▶ **AIM OF THE EXERCISE**
Quote the records that follow in full, leaving the pictures out.

Collected data
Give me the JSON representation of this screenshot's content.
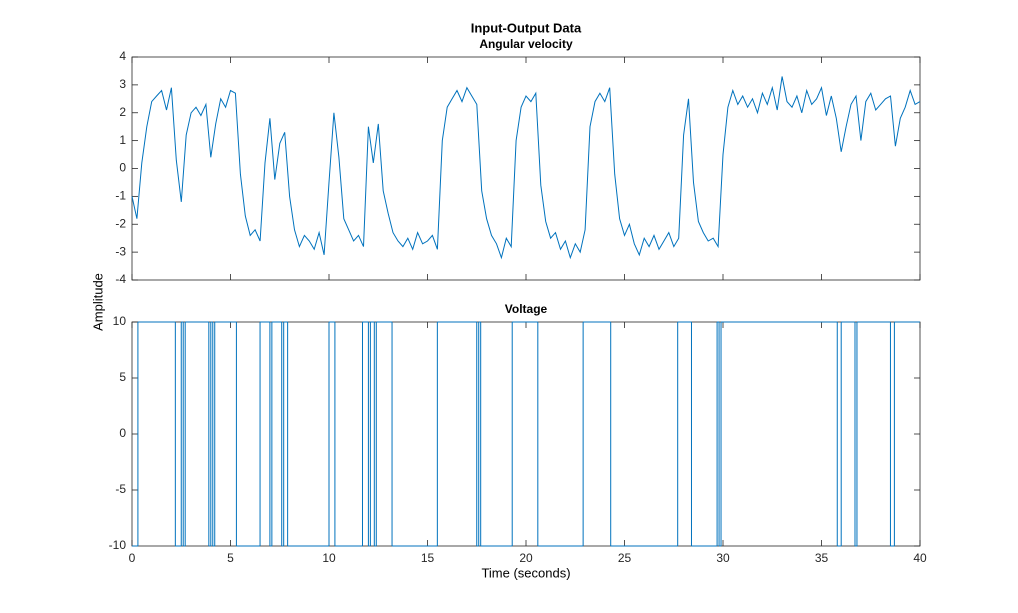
{
  "figure": {
    "title": "Input-Output Data",
    "xlabel": "Time (seconds)",
    "ylabel": "Amplitude"
  },
  "chart_data": [
    {
      "type": "line",
      "title": "Angular velocity",
      "xlim": [
        0,
        40
      ],
      "xticks": [
        0,
        5,
        10,
        15,
        20,
        25,
        30,
        35,
        40
      ],
      "xtick_labels": false,
      "ylim": [
        -4,
        4
      ],
      "yticks": [
        -4,
        -3,
        -2,
        -1,
        0,
        1,
        2,
        3,
        4
      ],
      "series": [
        {
          "color": "#0072bd",
          "x": [
            0,
            0.25,
            0.5,
            0.75,
            1,
            1.25,
            1.5,
            1.75,
            2,
            2.25,
            2.5,
            2.75,
            3,
            3.25,
            3.5,
            3.75,
            4,
            4.25,
            4.5,
            4.75,
            5,
            5.25,
            5.5,
            5.75,
            6,
            6.25,
            6.5,
            6.75,
            7,
            7.25,
            7.5,
            7.75,
            8,
            8.25,
            8.5,
            8.75,
            9,
            9.25,
            9.5,
            9.75,
            10,
            10.25,
            10.5,
            10.75,
            11,
            11.25,
            11.5,
            11.75,
            12,
            12.25,
            12.5,
            12.75,
            13,
            13.25,
            13.5,
            13.75,
            14,
            14.25,
            14.5,
            14.75,
            15,
            15.25,
            15.5,
            15.75,
            16,
            16.25,
            16.5,
            16.75,
            17,
            17.25,
            17.5,
            17.75,
            18,
            18.25,
            18.5,
            18.75,
            19,
            19.25,
            19.5,
            19.75,
            20,
            20.25,
            20.5,
            20.75,
            21,
            21.25,
            21.5,
            21.75,
            22,
            22.25,
            22.5,
            22.75,
            23,
            23.25,
            23.5,
            23.75,
            24,
            24.25,
            24.5,
            24.75,
            25,
            25.25,
            25.5,
            25.75,
            26,
            26.25,
            26.5,
            26.75,
            27,
            27.25,
            27.5,
            27.75,
            28,
            28.25,
            28.5,
            28.75,
            29,
            29.25,
            29.5,
            29.75,
            30,
            30.25,
            30.5,
            30.75,
            31,
            31.25,
            31.5,
            31.75,
            32,
            32.25,
            32.5,
            32.75,
            33,
            33.25,
            33.5,
            33.75,
            34,
            34.25,
            34.5,
            34.75,
            35,
            35.25,
            35.5,
            35.75,
            36,
            36.25,
            36.5,
            36.75,
            37,
            37.25,
            37.5,
            37.75,
            38,
            38.25,
            38.5,
            38.75,
            39,
            39.25,
            39.5,
            39.75,
            40
          ],
          "values": [
            -1.0,
            -1.8,
            0.2,
            1.5,
            2.4,
            2.6,
            2.8,
            2.1,
            2.9,
            0.3,
            -1.2,
            1.2,
            2.0,
            2.2,
            1.9,
            2.3,
            0.4,
            1.6,
            2.5,
            2.2,
            2.8,
            2.7,
            -0.2,
            -1.7,
            -2.4,
            -2.2,
            -2.6,
            0.2,
            1.8,
            -0.4,
            0.9,
            1.3,
            -1.0,
            -2.2,
            -2.8,
            -2.4,
            -2.6,
            -2.9,
            -2.3,
            -3.1,
            -0.5,
            2.0,
            0.4,
            -1.8,
            -2.2,
            -2.6,
            -2.4,
            -2.8,
            1.5,
            0.2,
            1.6,
            -0.8,
            -1.6,
            -2.3,
            -2.6,
            -2.8,
            -2.5,
            -2.9,
            -2.3,
            -2.7,
            -2.6,
            -2.4,
            -2.9,
            1.0,
            2.2,
            2.5,
            2.8,
            2.4,
            2.9,
            2.6,
            2.3,
            -0.8,
            -1.8,
            -2.4,
            -2.7,
            -3.2,
            -2.5,
            -2.8,
            1.0,
            2.2,
            2.6,
            2.4,
            2.7,
            -0.6,
            -1.9,
            -2.5,
            -2.3,
            -2.9,
            -2.6,
            -3.2,
            -2.7,
            -3.0,
            -2.2,
            1.5,
            2.4,
            2.7,
            2.4,
            2.9,
            -0.2,
            -1.8,
            -2.4,
            -2.0,
            -2.7,
            -3.1,
            -2.5,
            -2.8,
            -2.4,
            -2.9,
            -2.6,
            -2.3,
            -2.8,
            -2.5,
            1.2,
            2.5,
            -0.5,
            -1.9,
            -2.3,
            -2.6,
            -2.5,
            -2.8,
            0.5,
            2.2,
            2.8,
            2.3,
            2.6,
            2.2,
            2.5,
            2.0,
            2.7,
            2.3,
            2.9,
            2.1,
            3.3,
            2.4,
            2.2,
            2.6,
            2.0,
            2.8,
            2.3,
            2.5,
            2.9,
            1.9,
            2.6,
            1.8,
            0.6,
            1.5,
            2.3,
            2.6,
            1.0,
            2.4,
            2.7,
            2.1,
            2.3,
            2.5,
            2.6,
            0.8,
            1.8,
            2.2,
            2.8,
            2.3,
            2.4
          ]
        }
      ]
    },
    {
      "type": "stairs",
      "title": "Voltage",
      "xlim": [
        0,
        40
      ],
      "xticks": [
        0,
        5,
        10,
        15,
        20,
        25,
        30,
        35,
        40
      ],
      "ylim": [
        -10,
        10
      ],
      "yticks": [
        -10,
        -5,
        0,
        5,
        10
      ],
      "series": [
        {
          "color": "#0072bd",
          "x": [
            0,
            0.3,
            2.2,
            2.5,
            2.6,
            2.7,
            3.9,
            4.0,
            4.1,
            4.2,
            5.3,
            6.5,
            7.0,
            7.1,
            7.6,
            7.7,
            7.9,
            10.0,
            10.3,
            11.7,
            12.0,
            12.1,
            12.3,
            12.4,
            13.2,
            15.5,
            17.5,
            17.6,
            17.7,
            19.3,
            20.6,
            22.9,
            24.3,
            27.7,
            28.4,
            29.7,
            29.8,
            29.9,
            35.8,
            36.0,
            36.7,
            36.8,
            38.5,
            38.7
          ],
          "values": [
            -10,
            10,
            -10,
            10,
            -10,
            10,
            -10,
            10,
            -10,
            10,
            -10,
            10,
            -10,
            10,
            -10,
            10,
            -10,
            10,
            -10,
            10,
            -10,
            10,
            -10,
            10,
            -10,
            10,
            -10,
            10,
            -10,
            10,
            -10,
            10,
            -10,
            10,
            -10,
            10,
            -10,
            10,
            -10,
            10,
            -10,
            10,
            -10,
            10
          ]
        }
      ]
    }
  ]
}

▶ **SOLUTION FOR THIS PROBLEM**
Give me the JSON representation of this screenshot's content.
{
  "figure": {
    "title": "Input-Output Data",
    "xlabel": "Time (seconds)",
    "ylabel": "Amplitude"
  },
  "chart_data": [
    {
      "type": "line",
      "title": "Angular velocity",
      "xlim": [
        0,
        40
      ],
      "xticks": [
        0,
        5,
        10,
        15,
        20,
        25,
        30,
        35,
        40
      ],
      "xtick_labels": false,
      "ylim": [
        -4,
        4
      ],
      "yticks": [
        -4,
        -3,
        -2,
        -1,
        0,
        1,
        2,
        3,
        4
      ],
      "series": [
        {
          "color": "#0072bd",
          "x": [
            0,
            0.25,
            0.5,
            0.75,
            1,
            1.25,
            1.5,
            1.75,
            2,
            2.25,
            2.5,
            2.75,
            3,
            3.25,
            3.5,
            3.75,
            4,
            4.25,
            4.5,
            4.75,
            5,
            5.25,
            5.5,
            5.75,
            6,
            6.25,
            6.5,
            6.75,
            7,
            7.25,
            7.5,
            7.75,
            8,
            8.25,
            8.5,
            8.75,
            9,
            9.25,
            9.5,
            9.75,
            10,
            10.25,
            10.5,
            10.75,
            11,
            11.25,
            11.5,
            11.75,
            12,
            12.25,
            12.5,
            12.75,
            13,
            13.25,
            13.5,
            13.75,
            14,
            14.25,
            14.5,
            14.75,
            15,
            15.25,
            15.5,
            15.75,
            16,
            16.25,
            16.5,
            16.75,
            17,
            17.25,
            17.5,
            17.75,
            18,
            18.25,
            18.5,
            18.75,
            19,
            19.25,
            19.5,
            19.75,
            20,
            20.25,
            20.5,
            20.75,
            21,
            21.25,
            21.5,
            21.75,
            22,
            22.25,
            22.5,
            22.75,
            23,
            23.25,
            23.5,
            23.75,
            24,
            24.25,
            24.5,
            24.75,
            25,
            25.25,
            25.5,
            25.75,
            26,
            26.25,
            26.5,
            26.75,
            27,
            27.25,
            27.5,
            27.75,
            28,
            28.25,
            28.5,
            28.75,
            29,
            29.25,
            29.5,
            29.75,
            30,
            30.25,
            30.5,
            30.75,
            31,
            31.25,
            31.5,
            31.75,
            32,
            32.25,
            32.5,
            32.75,
            33,
            33.25,
            33.5,
            33.75,
            34,
            34.25,
            34.5,
            34.75,
            35,
            35.25,
            35.5,
            35.75,
            36,
            36.25,
            36.5,
            36.75,
            37,
            37.25,
            37.5,
            37.75,
            38,
            38.25,
            38.5,
            38.75,
            39,
            39.25,
            39.5,
            39.75,
            40
          ],
          "values": [
            -1.0,
            -1.8,
            0.2,
            1.5,
            2.4,
            2.6,
            2.8,
            2.1,
            2.9,
            0.3,
            -1.2,
            1.2,
            2.0,
            2.2,
            1.9,
            2.3,
            0.4,
            1.6,
            2.5,
            2.2,
            2.8,
            2.7,
            -0.2,
            -1.7,
            -2.4,
            -2.2,
            -2.6,
            0.2,
            1.8,
            -0.4,
            0.9,
            1.3,
            -1.0,
            -2.2,
            -2.8,
            -2.4,
            -2.6,
            -2.9,
            -2.3,
            -3.1,
            -0.5,
            2.0,
            0.4,
            -1.8,
            -2.2,
            -2.6,
            -2.4,
            -2.8,
            1.5,
            0.2,
            1.6,
            -0.8,
            -1.6,
            -2.3,
            -2.6,
            -2.8,
            -2.5,
            -2.9,
            -2.3,
            -2.7,
            -2.6,
            -2.4,
            -2.9,
            1.0,
            2.2,
            2.5,
            2.8,
            2.4,
            2.9,
            2.6,
            2.3,
            -0.8,
            -1.8,
            -2.4,
            -2.7,
            -3.2,
            -2.5,
            -2.8,
            1.0,
            2.2,
            2.6,
            2.4,
            2.7,
            -0.6,
            -1.9,
            -2.5,
            -2.3,
            -2.9,
            -2.6,
            -3.2,
            -2.7,
            -3.0,
            -2.2,
            1.5,
            2.4,
            2.7,
            2.4,
            2.9,
            -0.2,
            -1.8,
            -2.4,
            -2.0,
            -2.7,
            -3.1,
            -2.5,
            -2.8,
            -2.4,
            -2.9,
            -2.6,
            -2.3,
            -2.8,
            -2.5,
            1.2,
            2.5,
            -0.5,
            -1.9,
            -2.3,
            -2.6,
            -2.5,
            -2.8,
            0.5,
            2.2,
            2.8,
            2.3,
            2.6,
            2.2,
            2.5,
            2.0,
            2.7,
            2.3,
            2.9,
            2.1,
            3.3,
            2.4,
            2.2,
            2.6,
            2.0,
            2.8,
            2.3,
            2.5,
            2.9,
            1.9,
            2.6,
            1.8,
            0.6,
            1.5,
            2.3,
            2.6,
            1.0,
            2.4,
            2.7,
            2.1,
            2.3,
            2.5,
            2.6,
            0.8,
            1.8,
            2.2,
            2.8,
            2.3,
            2.4
          ]
        }
      ]
    },
    {
      "type": "stairs",
      "title": "Voltage",
      "xlim": [
        0,
        40
      ],
      "xticks": [
        0,
        5,
        10,
        15,
        20,
        25,
        30,
        35,
        40
      ],
      "ylim": [
        -10,
        10
      ],
      "yticks": [
        -10,
        -5,
        0,
        5,
        10
      ],
      "series": [
        {
          "color": "#0072bd",
          "x": [
            0,
            0.3,
            2.2,
            2.5,
            2.6,
            2.7,
            3.9,
            4.0,
            4.1,
            4.2,
            5.3,
            6.5,
            7.0,
            7.1,
            7.6,
            7.7,
            7.9,
            10.0,
            10.3,
            11.7,
            12.0,
            12.1,
            12.3,
            12.4,
            13.2,
            15.5,
            17.5,
            17.6,
            17.7,
            19.3,
            20.6,
            22.9,
            24.3,
            27.7,
            28.4,
            29.7,
            29.8,
            29.9,
            35.8,
            36.0,
            36.7,
            36.8,
            38.5,
            38.7
          ],
          "values": [
            -10,
            10,
            -10,
            10,
            -10,
            10,
            -10,
            10,
            -10,
            10,
            -10,
            10,
            -10,
            10,
            -10,
            10,
            -10,
            10,
            -10,
            10,
            -10,
            10,
            -10,
            10,
            -10,
            10,
            -10,
            10,
            -10,
            10,
            -10,
            10,
            -10,
            10,
            -10,
            10,
            -10,
            10,
            -10,
            10,
            -10,
            10,
            -10,
            10
          ]
        }
      ]
    }
  ]
}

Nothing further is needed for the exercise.